(REQUIRED TASK):
Copy all of the material exactly. Pictures are not to appear in the copy.

(DATASET RECORDS):
------------------------------------------------------------

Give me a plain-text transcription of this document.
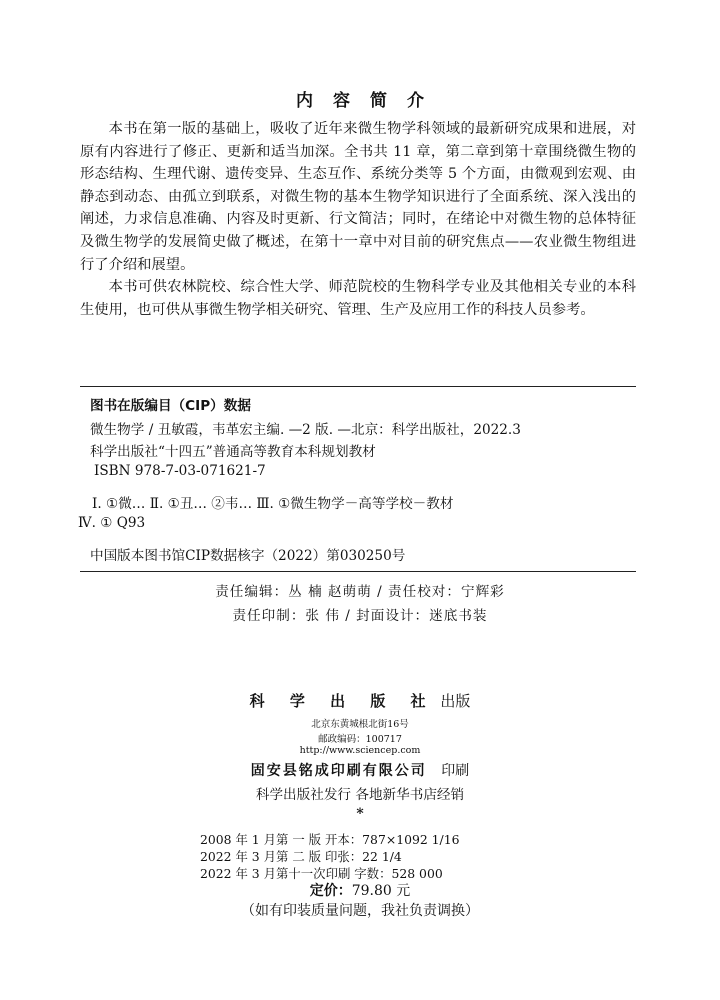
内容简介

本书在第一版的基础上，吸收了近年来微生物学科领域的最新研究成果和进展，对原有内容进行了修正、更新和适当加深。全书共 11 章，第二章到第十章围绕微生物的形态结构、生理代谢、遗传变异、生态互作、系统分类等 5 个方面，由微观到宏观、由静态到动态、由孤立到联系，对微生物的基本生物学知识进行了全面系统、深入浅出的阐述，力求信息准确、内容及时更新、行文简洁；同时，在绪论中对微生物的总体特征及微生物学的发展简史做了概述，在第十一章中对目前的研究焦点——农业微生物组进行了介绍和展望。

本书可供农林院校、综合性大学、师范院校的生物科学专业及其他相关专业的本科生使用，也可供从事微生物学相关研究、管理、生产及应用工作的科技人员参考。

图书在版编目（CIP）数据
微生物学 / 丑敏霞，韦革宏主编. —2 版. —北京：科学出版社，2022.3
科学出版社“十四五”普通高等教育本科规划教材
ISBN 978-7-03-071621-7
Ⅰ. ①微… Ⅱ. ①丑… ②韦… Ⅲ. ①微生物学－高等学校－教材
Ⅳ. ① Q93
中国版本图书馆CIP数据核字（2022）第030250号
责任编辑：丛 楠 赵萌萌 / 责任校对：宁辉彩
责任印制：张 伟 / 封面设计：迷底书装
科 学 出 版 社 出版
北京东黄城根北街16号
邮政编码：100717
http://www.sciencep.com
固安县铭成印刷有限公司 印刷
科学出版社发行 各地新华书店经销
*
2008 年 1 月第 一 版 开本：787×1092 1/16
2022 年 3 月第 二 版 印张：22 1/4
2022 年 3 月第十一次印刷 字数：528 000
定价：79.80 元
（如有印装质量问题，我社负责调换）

------------------------------------------------------------

(REPLY TO THE TASK):
Give me a plain-text transcription of this document.
内容简介

本书在第一版的基础上，吸收了近年来微生物学科领域的最新研究成果和进展，对原有内容进行了修正、更新和适当加深。全书共 11 章，第二章到第十章围绕微生物的形态结构、生理代谢、遗传变异、生态互作、系统分类等 5 个方面，由微观到宏观、由静态到动态、由孤立到联系，对微生物的基本生物学知识进行了全面系统、深入浅出的阐述，力求信息准确、内容及时更新、行文简洁；同时，在绪论中对微生物的总体特征及微生物学的发展简史做了概述，在第十一章中对目前的研究焦点——农业微生物组进行了介绍和展望。

本书可供农林院校、综合性大学、师范院校的生物科学专业及其他相关专业的本科生使用，也可供从事微生物学相关研究、管理、生产及应用工作的科技人员参考。

图书在版编目（CIP）数据
微生物学 / 丑敏霞，韦革宏主编. —2 版. —北京：科学出版社，2022.3
科学出版社“十四五”普通高等教育本科规划教材
ISBN 978-7-03-071621-7
Ⅰ. ①微… Ⅱ. ①丑… ②韦… Ⅲ. ①微生物学－高等学校－教材
Ⅳ. ① Q93
中国版本图书馆CIP数据核字（2022）第030250号
责任编辑：丛 楠 赵萌萌 / 责任校对：宁辉彩
责任印制：张 伟 / 封面设计：迷底书装
科 学 出 版 社 出版
北京东黄城根北街16号
邮政编码：100717
http://www.sciencep.com
固安县铭成印刷有限公司 印刷
科学出版社发行 各地新华书店经销
*
2008 年 1 月第 一 版 开本：787×1092 1/16
2022 年 3 月第 二 版 印张：22 1/4
2022 年 3 月第十一次印刷 字数：528 000
定价：79.80 元
（如有印装质量问题，我社负责调换）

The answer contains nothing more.